**DATA FOR THIS EXERCISE**
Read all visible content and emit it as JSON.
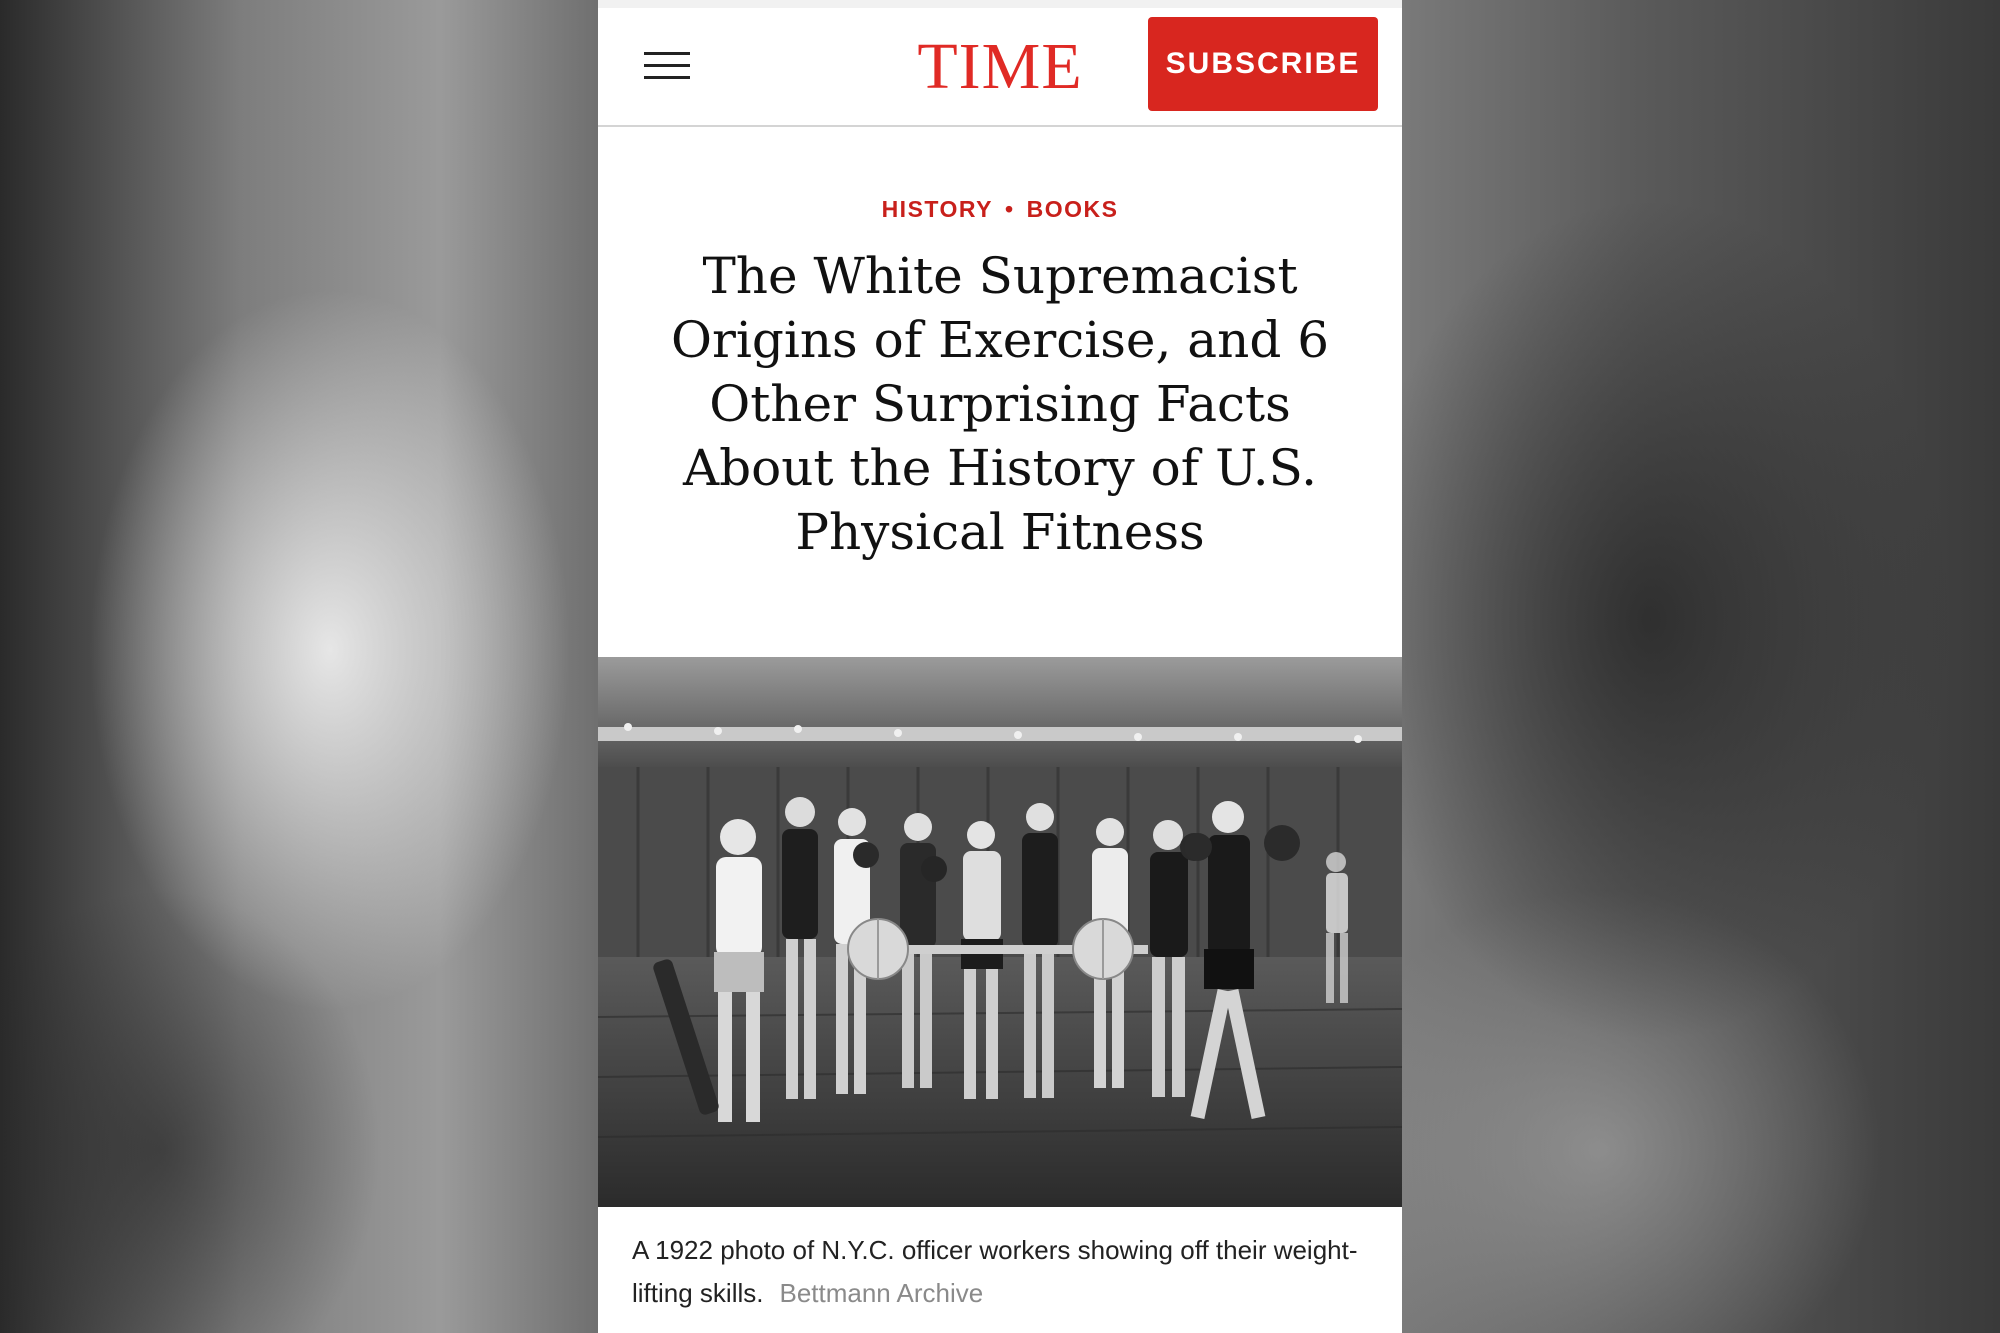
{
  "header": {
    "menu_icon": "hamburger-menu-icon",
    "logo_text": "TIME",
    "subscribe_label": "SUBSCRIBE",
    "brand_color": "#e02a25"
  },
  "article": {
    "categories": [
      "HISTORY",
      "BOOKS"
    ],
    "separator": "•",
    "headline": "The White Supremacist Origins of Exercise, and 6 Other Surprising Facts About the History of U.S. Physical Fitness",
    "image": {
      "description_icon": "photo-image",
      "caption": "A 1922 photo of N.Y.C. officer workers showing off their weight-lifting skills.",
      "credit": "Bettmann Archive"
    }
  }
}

...

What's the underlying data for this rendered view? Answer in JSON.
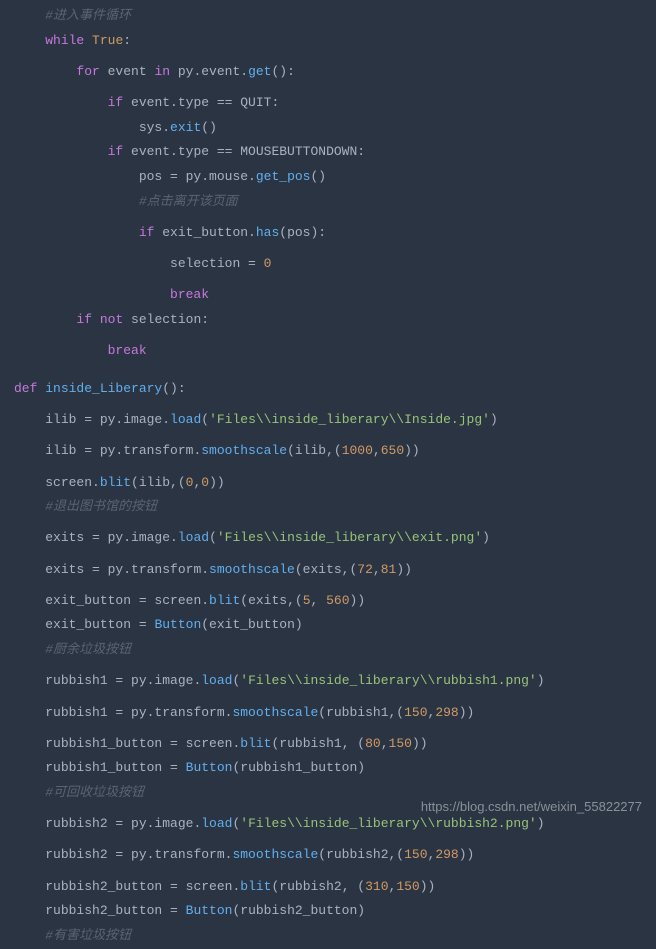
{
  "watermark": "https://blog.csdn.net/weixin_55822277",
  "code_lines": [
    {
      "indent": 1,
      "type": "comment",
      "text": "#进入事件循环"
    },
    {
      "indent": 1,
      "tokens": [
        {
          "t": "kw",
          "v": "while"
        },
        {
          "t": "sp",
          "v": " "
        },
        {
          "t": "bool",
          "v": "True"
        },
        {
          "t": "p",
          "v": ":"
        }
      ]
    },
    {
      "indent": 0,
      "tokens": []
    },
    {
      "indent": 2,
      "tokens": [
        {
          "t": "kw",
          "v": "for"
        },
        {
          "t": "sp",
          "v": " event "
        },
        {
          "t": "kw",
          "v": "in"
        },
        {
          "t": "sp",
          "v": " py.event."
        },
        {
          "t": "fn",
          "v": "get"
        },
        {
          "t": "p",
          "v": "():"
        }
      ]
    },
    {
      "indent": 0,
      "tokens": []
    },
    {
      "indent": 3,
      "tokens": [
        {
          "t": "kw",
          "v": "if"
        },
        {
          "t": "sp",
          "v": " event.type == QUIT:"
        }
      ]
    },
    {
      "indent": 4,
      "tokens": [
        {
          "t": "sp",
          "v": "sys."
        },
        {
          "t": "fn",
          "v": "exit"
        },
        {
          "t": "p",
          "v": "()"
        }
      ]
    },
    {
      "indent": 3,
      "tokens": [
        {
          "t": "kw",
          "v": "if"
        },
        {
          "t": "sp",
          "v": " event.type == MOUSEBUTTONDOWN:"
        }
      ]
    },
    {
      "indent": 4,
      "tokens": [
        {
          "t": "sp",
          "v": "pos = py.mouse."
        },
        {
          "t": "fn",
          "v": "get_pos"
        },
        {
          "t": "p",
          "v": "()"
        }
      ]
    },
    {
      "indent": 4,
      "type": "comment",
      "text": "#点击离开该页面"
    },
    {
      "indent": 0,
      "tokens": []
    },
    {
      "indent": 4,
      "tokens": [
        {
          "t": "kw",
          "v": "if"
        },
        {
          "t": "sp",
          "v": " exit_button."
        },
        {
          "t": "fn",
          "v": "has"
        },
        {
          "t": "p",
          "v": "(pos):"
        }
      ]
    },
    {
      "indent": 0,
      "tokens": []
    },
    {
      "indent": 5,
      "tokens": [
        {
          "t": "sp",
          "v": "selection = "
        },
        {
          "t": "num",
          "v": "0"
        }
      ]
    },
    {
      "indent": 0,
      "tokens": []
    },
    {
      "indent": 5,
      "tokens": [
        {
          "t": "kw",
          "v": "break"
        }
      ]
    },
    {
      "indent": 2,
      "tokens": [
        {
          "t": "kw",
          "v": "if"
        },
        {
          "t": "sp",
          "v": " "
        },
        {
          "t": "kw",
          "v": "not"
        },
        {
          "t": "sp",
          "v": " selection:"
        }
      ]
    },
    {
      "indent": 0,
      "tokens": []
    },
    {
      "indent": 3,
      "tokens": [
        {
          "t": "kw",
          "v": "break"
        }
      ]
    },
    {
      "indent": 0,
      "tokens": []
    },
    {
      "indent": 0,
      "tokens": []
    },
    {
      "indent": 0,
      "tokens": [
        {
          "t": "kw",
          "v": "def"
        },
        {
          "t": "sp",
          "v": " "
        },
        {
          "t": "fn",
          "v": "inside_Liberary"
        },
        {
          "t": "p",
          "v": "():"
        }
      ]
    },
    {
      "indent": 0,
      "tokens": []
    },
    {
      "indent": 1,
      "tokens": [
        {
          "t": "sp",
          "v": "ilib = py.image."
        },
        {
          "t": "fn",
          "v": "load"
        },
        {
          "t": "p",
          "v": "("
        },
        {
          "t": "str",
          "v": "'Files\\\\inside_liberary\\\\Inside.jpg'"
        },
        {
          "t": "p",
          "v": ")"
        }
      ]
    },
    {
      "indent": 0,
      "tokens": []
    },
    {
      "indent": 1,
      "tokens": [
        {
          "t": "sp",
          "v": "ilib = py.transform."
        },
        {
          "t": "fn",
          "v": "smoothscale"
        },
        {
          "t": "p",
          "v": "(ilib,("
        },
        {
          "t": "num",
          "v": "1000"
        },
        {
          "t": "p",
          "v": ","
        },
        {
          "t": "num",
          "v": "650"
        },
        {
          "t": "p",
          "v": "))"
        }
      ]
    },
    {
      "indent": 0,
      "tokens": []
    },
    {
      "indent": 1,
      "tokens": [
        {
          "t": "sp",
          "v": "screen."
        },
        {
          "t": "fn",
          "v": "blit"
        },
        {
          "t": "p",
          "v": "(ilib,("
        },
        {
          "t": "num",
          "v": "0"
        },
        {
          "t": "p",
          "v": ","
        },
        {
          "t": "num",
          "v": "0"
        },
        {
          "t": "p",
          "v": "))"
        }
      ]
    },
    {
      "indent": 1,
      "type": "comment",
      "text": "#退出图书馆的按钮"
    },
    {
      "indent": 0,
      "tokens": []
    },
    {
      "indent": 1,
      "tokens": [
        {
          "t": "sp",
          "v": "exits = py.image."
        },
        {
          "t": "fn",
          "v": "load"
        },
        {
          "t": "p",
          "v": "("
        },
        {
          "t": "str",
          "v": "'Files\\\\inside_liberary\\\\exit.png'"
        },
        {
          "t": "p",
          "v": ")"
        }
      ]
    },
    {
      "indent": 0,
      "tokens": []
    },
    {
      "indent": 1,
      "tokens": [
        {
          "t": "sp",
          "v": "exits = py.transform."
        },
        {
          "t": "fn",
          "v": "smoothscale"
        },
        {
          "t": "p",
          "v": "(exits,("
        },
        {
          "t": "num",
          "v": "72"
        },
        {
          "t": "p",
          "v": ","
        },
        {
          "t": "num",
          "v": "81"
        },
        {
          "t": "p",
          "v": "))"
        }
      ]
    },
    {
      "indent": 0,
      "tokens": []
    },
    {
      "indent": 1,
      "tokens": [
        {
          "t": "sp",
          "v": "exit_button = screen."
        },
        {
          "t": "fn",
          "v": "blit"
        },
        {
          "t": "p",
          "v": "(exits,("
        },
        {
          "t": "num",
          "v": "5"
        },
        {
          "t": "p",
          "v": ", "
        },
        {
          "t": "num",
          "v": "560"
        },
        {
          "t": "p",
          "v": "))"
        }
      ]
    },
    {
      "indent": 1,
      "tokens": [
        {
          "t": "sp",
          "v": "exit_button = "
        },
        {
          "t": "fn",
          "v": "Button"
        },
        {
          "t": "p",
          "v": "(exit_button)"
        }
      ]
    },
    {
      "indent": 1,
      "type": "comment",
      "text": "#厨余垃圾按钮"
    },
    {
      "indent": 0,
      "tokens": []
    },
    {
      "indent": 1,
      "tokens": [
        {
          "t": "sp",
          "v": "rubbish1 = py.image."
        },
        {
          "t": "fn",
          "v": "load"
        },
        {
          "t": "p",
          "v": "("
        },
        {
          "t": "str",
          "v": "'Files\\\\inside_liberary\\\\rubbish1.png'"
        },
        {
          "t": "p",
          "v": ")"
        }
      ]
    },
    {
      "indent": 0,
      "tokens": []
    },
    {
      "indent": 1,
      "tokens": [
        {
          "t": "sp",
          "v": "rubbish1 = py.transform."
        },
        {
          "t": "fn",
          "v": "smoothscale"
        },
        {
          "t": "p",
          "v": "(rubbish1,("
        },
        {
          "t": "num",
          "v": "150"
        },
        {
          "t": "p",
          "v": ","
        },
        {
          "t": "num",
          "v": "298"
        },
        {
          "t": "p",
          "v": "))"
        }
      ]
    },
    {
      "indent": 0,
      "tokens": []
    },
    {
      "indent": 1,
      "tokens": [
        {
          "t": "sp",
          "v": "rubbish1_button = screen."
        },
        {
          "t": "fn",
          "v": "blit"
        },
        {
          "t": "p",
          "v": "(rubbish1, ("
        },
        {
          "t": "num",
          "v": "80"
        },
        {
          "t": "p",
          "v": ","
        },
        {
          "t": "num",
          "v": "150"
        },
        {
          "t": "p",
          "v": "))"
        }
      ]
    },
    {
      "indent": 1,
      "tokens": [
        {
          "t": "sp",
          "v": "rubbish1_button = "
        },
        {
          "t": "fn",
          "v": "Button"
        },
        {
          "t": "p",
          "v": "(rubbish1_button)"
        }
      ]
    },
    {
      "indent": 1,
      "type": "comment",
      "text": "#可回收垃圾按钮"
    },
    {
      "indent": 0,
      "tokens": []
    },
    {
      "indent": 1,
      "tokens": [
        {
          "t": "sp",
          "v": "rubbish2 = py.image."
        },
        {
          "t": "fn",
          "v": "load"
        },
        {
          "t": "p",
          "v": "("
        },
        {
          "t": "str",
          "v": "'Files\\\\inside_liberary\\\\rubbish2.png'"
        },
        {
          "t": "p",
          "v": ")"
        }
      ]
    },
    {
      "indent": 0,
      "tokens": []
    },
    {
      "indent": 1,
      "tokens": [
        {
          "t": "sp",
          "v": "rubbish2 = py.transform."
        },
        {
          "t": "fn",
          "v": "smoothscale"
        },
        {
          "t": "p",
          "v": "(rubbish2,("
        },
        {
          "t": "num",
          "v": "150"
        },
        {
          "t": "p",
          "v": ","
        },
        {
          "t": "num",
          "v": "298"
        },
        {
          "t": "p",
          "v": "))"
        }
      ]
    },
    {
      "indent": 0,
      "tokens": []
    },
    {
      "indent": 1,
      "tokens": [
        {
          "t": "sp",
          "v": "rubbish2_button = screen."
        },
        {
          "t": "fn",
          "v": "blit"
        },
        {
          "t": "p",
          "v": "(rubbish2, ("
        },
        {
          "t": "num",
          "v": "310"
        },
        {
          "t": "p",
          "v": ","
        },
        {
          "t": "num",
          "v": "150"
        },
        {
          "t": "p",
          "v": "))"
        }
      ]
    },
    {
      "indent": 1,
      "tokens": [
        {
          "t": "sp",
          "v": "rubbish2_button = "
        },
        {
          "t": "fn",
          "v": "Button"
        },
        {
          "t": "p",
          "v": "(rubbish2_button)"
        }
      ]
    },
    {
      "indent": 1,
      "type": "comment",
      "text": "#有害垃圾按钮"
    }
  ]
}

...

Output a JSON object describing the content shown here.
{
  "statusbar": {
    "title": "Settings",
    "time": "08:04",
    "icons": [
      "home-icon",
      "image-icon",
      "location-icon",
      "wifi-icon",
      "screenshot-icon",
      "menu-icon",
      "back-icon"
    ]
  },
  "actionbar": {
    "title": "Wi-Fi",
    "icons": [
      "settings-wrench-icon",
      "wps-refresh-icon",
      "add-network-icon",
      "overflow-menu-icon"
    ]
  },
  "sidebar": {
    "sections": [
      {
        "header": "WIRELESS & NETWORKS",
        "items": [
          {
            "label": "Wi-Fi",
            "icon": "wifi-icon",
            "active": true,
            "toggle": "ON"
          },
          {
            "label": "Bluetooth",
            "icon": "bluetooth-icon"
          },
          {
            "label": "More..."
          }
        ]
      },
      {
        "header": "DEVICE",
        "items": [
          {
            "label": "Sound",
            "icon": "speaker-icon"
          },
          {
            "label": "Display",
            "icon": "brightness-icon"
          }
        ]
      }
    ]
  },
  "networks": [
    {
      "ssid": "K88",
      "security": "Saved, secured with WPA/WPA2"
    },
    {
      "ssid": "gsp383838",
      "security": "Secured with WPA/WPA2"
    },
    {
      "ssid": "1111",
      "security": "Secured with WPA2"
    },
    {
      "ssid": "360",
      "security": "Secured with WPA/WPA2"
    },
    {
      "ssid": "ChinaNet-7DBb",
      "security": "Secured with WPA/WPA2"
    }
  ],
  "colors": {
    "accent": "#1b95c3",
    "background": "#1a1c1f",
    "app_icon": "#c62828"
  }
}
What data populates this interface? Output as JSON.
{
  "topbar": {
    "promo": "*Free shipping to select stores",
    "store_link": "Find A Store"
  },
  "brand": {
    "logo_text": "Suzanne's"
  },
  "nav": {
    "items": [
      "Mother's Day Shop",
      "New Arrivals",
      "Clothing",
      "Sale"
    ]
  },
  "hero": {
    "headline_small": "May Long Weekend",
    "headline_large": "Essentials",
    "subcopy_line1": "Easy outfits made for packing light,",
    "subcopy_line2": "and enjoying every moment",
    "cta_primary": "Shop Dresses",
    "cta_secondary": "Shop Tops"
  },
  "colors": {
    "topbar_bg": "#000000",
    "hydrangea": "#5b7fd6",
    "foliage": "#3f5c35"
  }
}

**YOUR TASK**
Show each line in the entries that holds the string "Files".

**EXPECTED ANSWER**
          "v": "'Files\\\\inside_liberary\\\\Inside.jpg'"
          "v": "'Files\\\\inside_liberary\\\\exit.png'"
          "v": "'Files\\\\inside_liberary\\\\rubbish1.png'"
          "v": "'Files\\\\inside_liberary\\\\rubbish2.png'"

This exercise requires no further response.